EXERCISE GOAL
Below is a block of records: output all of them exactly and leave out the pictures.

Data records
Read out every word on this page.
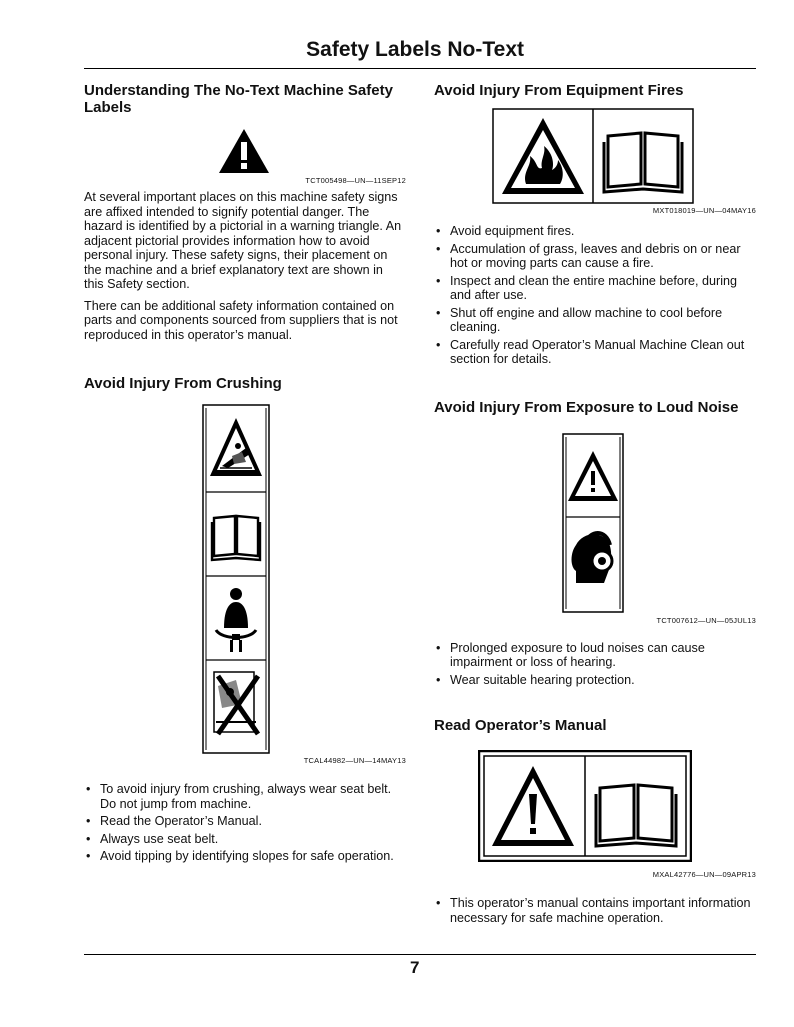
Safety Labels No-Text
Understanding The No-Text Machine Safety Labels
TCT005498—UN—11SEP12

At several important places on this machine safety signs are affixed intended to signify potential danger. The hazard is identified by a pictorial in a warning triangle. An adjacent pictorial provides information how to avoid personal injury. These safety signs, their placement on the machine and a brief explanatory text are shown in this Safety section.

There can be additional safety information contained on parts and components sourced from suppliers that is not reproduced in this operator’s manual.

Avoid Injury From Crushing
TCAL44982—UN—14MAY13
• To avoid injury from crushing, always wear seat belt. Do not jump from machine.
• Read the Operator’s Manual.
• Always use seat belt.
• Avoid tipping by identifying slopes for safe operation.
Avoid Injury From Equipment Fires
MXT018019—UN—04MAY16
• Avoid equipment fires.
• Accumulation of grass, leaves and debris on or near hot or moving parts can cause a fire.
• Inspect and clean the entire machine before, during and after use.
• Shut off engine and allow machine to cool before cleaning.
• Carefully read Operator’s Manual Machine Clean out section for details.
Avoid Injury From Exposure to Loud Noise
TCT007612—UN—05JUL13
• Prolonged exposure to loud noises can cause impairment or loss of hearing.
• Wear suitable hearing protection.
Read Operator’s Manual
MXAL42776—UN—09APR13
• This operator’s manual contains important information necessary for safe machine operation.
7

THE RESPONSE
Read out every word on this page.
Safety Labels No-Text
Understanding The No-Text Machine Safety Labels
TCT005498—UN—11SEP12

At several important places on this machine safety signs are affixed intended to signify potential danger. The hazard is identified by a pictorial in a warning triangle. An adjacent pictorial provides information how to avoid personal injury. These safety signs, their placement on the machine and a brief explanatory text are shown in this Safety section.

There can be additional safety information contained on parts and components sourced from suppliers that is not reproduced in this operator’s manual.

Avoid Injury From Crushing
TCAL44982—UN—14MAY13
• To avoid injury from crushing, always wear seat belt. Do not jump from machine.
• Read the Operator’s Manual.
• Always use seat belt.
• Avoid tipping by identifying slopes for safe operation.
Avoid Injury From Equipment Fires
MXT018019—UN—04MAY16
• Avoid equipment fires.
• Accumulation of grass, leaves and debris on or near hot or moving parts can cause a fire.
• Inspect and clean the entire machine before, during and after use.
• Shut off engine and allow machine to cool before cleaning.
• Carefully read Operator’s Manual Machine Clean out section for details.
Avoid Injury From Exposure to Loud Noise
TCT007612—UN—05JUL13
• Prolonged exposure to loud noises can cause impairment or loss of hearing.
• Wear suitable hearing protection.
Read Operator’s Manual
MXAL42776—UN—09APR13
• This operator’s manual contains important information necessary for safe machine operation.
7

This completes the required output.